Requirements: Report the number of lines that hold the string "штабу". Leave out any other text.

Start of Material to process

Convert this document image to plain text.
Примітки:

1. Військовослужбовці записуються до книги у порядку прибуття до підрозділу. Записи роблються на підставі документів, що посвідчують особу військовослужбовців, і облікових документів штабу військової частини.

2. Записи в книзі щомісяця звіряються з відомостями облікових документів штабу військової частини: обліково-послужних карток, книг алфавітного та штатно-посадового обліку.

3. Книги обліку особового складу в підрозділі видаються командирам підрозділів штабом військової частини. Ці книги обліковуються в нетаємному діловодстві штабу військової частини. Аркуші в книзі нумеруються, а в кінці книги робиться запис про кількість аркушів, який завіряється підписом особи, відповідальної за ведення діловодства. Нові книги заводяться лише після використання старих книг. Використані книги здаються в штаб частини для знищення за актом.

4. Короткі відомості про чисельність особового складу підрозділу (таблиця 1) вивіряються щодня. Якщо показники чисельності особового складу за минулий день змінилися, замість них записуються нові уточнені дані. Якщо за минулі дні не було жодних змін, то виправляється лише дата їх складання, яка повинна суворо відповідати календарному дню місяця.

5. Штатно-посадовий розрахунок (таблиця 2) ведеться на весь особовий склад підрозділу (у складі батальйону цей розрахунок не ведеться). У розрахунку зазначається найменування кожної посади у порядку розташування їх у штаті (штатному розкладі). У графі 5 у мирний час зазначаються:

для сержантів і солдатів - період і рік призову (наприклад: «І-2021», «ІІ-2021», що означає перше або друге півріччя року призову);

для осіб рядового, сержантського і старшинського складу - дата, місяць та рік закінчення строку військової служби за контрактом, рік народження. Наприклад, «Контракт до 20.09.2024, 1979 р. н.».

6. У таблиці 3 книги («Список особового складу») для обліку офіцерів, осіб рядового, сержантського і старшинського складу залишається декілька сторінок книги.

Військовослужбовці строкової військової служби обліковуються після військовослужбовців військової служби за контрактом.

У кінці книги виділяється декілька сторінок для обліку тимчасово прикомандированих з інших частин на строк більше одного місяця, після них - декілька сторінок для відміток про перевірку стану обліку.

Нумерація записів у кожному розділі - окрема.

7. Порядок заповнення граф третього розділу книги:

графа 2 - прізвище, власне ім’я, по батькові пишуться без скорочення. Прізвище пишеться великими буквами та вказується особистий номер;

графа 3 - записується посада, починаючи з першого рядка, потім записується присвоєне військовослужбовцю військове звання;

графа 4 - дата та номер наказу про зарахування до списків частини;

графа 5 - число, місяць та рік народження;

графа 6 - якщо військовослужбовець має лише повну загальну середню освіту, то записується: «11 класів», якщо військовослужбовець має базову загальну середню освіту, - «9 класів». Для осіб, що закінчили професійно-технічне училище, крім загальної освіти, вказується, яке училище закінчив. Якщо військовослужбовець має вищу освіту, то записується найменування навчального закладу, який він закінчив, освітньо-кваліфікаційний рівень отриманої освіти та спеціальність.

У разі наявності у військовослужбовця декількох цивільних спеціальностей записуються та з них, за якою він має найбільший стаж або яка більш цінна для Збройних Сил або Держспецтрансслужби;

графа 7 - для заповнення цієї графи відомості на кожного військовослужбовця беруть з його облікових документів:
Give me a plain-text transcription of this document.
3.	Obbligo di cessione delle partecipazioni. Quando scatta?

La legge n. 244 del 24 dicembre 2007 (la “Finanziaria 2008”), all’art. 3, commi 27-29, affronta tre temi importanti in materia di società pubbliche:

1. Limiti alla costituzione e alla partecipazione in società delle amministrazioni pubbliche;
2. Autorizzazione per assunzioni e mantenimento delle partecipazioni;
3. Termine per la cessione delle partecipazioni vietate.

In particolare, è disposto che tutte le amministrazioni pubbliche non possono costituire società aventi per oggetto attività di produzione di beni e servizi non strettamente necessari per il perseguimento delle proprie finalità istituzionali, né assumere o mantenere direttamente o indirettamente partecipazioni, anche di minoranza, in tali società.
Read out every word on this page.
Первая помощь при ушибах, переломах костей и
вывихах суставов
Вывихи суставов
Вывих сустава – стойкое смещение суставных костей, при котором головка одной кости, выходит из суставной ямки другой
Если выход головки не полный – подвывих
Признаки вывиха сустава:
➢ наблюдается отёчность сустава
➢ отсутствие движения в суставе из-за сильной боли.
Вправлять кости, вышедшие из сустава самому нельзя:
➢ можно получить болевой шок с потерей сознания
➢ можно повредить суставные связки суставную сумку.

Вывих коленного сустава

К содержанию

End of Material to process

Response to the task: 3